▶ **Requirements**: Determine which lines of the records include the word "into", and copy them.

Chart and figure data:
• • • •

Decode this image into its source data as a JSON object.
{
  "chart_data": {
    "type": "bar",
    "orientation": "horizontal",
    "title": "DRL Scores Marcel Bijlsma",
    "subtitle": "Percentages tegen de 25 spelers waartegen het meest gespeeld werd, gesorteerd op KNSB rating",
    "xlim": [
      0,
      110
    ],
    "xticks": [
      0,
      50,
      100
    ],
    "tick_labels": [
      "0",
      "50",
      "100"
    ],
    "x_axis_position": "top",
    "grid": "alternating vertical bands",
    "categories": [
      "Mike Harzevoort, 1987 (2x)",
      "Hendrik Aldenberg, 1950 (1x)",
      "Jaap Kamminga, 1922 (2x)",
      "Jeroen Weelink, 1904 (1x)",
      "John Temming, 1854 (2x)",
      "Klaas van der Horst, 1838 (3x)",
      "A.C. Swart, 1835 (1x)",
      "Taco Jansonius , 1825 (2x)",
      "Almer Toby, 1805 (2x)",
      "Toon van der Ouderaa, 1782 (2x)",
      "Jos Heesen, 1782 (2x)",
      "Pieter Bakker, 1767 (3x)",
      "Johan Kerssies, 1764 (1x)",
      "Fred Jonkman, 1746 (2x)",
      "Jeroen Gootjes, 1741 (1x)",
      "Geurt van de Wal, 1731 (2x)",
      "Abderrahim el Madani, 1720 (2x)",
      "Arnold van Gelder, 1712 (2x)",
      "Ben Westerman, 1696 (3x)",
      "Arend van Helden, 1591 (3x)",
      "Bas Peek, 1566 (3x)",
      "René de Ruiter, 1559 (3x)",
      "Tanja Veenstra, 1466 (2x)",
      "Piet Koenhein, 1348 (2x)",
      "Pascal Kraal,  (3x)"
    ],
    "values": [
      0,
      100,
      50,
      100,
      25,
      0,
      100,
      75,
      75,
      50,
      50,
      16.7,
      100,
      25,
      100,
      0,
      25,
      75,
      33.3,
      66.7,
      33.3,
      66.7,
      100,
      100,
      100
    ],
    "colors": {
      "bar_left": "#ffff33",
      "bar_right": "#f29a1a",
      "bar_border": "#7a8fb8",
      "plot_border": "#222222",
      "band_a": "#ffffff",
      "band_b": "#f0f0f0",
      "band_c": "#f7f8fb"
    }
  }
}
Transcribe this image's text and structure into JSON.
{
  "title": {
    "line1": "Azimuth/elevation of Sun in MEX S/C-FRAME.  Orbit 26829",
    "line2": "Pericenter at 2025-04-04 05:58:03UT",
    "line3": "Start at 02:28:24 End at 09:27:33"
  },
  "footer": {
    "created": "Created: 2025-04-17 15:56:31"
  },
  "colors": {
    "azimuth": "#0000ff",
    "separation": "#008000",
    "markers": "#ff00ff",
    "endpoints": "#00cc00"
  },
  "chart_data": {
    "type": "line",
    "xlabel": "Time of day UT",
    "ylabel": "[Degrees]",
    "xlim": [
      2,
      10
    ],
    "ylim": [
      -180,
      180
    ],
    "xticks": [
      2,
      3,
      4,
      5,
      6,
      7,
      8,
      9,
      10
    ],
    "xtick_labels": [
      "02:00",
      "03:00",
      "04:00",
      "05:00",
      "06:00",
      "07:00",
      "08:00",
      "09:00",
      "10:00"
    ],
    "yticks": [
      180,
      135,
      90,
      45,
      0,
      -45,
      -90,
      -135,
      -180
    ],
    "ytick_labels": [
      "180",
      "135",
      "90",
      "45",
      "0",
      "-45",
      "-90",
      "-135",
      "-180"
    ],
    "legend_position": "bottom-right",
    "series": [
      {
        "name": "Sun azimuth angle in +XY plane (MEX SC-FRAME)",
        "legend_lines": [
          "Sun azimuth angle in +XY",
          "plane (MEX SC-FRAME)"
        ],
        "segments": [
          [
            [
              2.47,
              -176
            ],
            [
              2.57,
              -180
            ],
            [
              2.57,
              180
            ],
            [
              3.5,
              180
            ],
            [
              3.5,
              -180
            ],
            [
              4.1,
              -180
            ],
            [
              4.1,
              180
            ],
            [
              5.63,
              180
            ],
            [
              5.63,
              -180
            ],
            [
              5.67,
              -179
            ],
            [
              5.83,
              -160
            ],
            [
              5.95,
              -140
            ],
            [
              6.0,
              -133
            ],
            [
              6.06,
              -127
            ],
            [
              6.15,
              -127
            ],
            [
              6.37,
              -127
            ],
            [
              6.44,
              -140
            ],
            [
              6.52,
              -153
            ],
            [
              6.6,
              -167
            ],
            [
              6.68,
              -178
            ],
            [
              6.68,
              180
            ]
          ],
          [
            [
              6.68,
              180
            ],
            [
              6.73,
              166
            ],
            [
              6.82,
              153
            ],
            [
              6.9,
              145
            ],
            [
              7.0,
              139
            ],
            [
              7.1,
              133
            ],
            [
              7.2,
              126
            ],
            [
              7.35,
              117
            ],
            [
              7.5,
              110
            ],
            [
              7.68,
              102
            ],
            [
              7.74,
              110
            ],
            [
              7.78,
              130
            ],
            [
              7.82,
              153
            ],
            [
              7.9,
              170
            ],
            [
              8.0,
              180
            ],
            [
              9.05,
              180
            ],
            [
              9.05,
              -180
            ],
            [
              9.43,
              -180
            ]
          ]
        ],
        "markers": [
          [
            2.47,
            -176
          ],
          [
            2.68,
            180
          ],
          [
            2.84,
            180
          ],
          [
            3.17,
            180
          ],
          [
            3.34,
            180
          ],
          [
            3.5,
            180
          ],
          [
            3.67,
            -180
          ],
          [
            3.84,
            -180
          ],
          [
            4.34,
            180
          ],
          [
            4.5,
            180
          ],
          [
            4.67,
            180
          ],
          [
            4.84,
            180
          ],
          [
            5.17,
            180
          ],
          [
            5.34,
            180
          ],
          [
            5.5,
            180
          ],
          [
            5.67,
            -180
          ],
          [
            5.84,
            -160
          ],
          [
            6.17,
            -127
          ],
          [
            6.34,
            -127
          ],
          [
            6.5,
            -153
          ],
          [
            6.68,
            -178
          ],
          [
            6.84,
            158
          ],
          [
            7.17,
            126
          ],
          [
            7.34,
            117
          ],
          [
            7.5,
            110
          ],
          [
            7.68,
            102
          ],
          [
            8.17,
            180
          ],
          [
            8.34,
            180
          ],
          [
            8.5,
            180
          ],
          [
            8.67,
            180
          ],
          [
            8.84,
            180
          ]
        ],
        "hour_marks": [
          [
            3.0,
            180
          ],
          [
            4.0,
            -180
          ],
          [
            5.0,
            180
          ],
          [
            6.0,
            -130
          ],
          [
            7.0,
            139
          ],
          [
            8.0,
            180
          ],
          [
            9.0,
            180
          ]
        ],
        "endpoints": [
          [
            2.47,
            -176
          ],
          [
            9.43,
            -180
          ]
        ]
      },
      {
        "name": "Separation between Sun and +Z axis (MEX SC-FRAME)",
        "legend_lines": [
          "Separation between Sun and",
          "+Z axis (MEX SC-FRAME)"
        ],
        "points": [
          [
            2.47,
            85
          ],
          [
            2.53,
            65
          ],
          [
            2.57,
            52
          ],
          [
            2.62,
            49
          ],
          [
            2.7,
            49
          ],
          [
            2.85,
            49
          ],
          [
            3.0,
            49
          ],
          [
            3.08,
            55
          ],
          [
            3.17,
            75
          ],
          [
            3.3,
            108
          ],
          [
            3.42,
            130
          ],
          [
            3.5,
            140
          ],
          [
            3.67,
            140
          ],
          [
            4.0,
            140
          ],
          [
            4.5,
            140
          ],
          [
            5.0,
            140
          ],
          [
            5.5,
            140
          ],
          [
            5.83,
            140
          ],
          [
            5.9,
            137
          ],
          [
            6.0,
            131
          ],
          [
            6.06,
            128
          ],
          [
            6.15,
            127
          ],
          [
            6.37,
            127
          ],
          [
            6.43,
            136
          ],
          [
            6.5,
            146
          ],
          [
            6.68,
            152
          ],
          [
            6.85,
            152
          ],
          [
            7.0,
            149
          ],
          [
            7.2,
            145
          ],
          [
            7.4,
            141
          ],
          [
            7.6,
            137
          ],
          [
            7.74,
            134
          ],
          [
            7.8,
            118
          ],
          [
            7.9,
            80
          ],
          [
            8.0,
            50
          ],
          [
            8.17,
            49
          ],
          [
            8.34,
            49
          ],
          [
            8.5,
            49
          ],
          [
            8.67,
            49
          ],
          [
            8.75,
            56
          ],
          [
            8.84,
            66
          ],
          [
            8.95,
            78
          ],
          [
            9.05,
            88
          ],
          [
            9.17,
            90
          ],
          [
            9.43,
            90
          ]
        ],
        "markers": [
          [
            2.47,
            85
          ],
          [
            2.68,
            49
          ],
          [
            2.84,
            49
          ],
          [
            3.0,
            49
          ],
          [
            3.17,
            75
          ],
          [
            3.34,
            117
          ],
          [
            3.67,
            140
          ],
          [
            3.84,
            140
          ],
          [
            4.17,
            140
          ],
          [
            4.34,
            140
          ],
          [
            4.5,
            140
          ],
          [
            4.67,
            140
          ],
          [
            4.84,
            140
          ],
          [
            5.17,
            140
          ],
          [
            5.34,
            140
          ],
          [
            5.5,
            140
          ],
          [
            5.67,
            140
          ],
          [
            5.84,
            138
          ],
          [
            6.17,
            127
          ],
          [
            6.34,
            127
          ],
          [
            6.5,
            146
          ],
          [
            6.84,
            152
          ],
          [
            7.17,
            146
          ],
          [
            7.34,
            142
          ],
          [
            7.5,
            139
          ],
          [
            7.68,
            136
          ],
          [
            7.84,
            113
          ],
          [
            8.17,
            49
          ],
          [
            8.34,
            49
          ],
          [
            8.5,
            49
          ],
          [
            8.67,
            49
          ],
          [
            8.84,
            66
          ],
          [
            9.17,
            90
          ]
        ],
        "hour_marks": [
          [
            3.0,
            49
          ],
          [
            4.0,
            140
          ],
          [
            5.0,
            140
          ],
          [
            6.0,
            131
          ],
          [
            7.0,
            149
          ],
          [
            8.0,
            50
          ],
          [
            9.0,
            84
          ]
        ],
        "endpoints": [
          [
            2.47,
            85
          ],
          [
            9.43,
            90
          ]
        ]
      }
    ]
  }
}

• • • •

▶ **Written response**:
Decode this image into its source data as a JSON object.
Transcribe this image's text and structure into JSON.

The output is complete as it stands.